_Work to complete_. "SDTVAR" appears in how many lines of the entries? State only the number.
##### Information shown #####
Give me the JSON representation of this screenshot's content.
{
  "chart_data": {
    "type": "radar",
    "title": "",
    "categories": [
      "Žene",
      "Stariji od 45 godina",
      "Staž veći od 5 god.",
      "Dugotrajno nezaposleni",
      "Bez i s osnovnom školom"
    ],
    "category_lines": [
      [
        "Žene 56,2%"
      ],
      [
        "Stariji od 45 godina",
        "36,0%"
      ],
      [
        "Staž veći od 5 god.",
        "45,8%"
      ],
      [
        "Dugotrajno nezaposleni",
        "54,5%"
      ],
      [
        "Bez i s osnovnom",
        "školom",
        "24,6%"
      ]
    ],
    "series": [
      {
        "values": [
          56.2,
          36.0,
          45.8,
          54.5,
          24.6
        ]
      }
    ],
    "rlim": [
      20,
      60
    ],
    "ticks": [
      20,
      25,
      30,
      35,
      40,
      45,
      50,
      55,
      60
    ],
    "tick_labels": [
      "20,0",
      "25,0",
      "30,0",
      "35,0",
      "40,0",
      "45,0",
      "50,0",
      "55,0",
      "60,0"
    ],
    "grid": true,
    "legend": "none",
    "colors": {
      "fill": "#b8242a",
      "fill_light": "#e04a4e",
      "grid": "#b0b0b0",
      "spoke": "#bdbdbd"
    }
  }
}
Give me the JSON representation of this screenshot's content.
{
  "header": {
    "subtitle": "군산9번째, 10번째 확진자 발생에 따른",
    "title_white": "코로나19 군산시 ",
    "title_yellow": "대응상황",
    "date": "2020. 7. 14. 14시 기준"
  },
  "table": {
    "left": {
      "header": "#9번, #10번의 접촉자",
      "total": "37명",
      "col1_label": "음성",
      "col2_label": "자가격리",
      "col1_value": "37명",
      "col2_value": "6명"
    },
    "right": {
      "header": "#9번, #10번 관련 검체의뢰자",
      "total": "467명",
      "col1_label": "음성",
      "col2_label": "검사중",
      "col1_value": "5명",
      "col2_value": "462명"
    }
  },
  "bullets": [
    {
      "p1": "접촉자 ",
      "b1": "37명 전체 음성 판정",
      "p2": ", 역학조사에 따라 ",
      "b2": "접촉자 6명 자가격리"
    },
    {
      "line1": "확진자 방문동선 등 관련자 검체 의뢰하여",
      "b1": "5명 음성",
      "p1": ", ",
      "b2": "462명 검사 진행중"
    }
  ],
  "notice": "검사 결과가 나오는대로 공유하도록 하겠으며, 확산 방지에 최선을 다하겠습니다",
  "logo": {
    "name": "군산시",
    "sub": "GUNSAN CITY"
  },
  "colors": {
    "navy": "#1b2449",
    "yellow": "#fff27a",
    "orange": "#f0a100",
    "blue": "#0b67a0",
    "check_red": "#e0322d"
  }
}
#####
##### Information shown #####
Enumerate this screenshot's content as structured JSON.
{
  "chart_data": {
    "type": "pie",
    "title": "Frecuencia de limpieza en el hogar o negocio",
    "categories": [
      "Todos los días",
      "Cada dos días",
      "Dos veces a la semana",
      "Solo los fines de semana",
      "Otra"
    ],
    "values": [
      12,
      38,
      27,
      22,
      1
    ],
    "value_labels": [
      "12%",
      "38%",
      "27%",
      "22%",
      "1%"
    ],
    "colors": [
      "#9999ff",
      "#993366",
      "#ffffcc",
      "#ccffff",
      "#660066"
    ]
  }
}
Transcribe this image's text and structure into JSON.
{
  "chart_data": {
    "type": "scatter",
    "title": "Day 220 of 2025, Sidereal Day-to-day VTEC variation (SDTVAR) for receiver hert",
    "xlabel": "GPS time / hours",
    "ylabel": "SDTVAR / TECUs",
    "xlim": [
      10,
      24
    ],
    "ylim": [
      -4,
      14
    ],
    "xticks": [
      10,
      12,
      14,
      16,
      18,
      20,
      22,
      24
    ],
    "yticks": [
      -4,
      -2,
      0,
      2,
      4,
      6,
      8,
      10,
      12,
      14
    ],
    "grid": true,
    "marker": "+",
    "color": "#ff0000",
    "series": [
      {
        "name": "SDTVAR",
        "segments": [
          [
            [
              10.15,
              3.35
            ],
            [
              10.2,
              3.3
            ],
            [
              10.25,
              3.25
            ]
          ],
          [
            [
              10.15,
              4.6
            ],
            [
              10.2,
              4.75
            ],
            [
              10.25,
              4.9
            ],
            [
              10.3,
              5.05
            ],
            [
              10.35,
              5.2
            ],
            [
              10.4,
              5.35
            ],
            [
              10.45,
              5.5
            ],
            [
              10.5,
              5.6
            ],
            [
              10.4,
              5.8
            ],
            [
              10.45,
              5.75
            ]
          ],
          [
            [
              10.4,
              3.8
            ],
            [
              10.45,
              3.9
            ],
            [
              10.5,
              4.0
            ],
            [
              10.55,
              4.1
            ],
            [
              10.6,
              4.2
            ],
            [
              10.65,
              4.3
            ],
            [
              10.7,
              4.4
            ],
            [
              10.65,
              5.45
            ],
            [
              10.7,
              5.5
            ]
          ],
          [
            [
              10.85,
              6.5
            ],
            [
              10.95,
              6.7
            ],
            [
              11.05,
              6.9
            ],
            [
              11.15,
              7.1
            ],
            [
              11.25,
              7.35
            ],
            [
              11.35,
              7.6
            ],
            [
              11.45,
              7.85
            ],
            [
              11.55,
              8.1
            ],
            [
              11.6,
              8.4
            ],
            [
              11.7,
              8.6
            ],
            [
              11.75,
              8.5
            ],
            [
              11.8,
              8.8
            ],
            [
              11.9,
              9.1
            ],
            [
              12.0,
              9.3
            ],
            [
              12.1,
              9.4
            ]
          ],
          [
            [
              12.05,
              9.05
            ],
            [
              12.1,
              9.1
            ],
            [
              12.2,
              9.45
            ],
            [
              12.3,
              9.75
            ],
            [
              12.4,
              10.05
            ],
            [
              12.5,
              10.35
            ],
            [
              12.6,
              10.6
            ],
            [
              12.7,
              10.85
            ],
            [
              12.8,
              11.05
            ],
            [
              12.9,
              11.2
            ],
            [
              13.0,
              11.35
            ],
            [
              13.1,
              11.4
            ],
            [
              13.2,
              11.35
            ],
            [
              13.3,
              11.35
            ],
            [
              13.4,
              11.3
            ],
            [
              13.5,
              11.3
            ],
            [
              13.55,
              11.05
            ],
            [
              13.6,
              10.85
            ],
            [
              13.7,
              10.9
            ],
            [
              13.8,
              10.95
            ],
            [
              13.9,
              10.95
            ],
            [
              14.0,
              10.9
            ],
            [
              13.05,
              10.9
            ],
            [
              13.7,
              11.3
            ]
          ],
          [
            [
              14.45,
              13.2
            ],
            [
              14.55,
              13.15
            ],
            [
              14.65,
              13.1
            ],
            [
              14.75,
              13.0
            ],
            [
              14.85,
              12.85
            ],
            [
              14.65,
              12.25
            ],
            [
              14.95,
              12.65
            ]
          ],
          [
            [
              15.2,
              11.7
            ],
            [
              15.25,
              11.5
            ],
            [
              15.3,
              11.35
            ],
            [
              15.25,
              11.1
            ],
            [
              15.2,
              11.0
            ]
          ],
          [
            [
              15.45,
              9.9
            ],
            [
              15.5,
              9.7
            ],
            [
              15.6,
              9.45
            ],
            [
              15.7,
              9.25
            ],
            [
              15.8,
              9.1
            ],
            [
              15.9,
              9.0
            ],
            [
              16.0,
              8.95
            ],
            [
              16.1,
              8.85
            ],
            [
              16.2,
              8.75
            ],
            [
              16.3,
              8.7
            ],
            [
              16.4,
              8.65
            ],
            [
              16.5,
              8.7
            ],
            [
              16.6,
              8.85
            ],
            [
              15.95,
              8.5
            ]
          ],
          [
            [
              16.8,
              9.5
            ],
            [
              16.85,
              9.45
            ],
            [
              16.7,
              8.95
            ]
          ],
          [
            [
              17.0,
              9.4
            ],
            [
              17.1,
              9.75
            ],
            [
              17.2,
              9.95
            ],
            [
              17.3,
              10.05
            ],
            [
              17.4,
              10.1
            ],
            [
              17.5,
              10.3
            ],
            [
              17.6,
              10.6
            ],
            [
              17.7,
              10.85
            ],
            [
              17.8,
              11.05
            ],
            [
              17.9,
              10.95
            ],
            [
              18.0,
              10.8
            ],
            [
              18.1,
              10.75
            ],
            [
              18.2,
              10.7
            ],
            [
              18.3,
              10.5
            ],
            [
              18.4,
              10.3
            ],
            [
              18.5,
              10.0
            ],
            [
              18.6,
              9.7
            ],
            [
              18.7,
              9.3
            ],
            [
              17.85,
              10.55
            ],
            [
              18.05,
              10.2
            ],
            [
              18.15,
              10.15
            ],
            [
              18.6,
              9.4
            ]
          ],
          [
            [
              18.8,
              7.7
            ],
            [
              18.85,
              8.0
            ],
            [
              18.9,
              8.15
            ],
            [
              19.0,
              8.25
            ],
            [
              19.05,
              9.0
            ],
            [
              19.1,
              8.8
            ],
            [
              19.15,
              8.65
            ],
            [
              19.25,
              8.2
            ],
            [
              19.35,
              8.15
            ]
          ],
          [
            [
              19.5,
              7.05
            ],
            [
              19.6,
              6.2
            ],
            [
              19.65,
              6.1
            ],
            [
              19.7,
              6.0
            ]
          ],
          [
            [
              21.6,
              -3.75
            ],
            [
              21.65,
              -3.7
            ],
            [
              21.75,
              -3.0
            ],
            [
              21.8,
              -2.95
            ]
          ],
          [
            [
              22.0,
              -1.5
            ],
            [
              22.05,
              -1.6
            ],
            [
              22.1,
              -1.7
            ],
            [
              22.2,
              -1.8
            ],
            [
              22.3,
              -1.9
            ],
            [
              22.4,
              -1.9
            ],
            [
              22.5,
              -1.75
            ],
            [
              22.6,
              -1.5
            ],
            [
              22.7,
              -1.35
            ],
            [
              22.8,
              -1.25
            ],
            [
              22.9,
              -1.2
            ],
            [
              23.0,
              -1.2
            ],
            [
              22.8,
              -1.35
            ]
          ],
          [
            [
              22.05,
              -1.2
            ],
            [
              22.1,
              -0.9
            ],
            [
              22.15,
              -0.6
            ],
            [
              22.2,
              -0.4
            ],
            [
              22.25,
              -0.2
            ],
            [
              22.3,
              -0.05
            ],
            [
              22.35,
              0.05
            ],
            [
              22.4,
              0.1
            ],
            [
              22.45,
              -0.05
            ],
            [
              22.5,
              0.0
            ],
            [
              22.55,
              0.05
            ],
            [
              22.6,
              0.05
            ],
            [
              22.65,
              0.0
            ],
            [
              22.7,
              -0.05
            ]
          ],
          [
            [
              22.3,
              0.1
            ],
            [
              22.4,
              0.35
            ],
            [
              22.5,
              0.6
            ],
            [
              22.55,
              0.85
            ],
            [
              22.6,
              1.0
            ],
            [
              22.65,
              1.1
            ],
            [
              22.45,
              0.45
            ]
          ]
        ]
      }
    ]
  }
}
#####
_Response to the exercise_. 3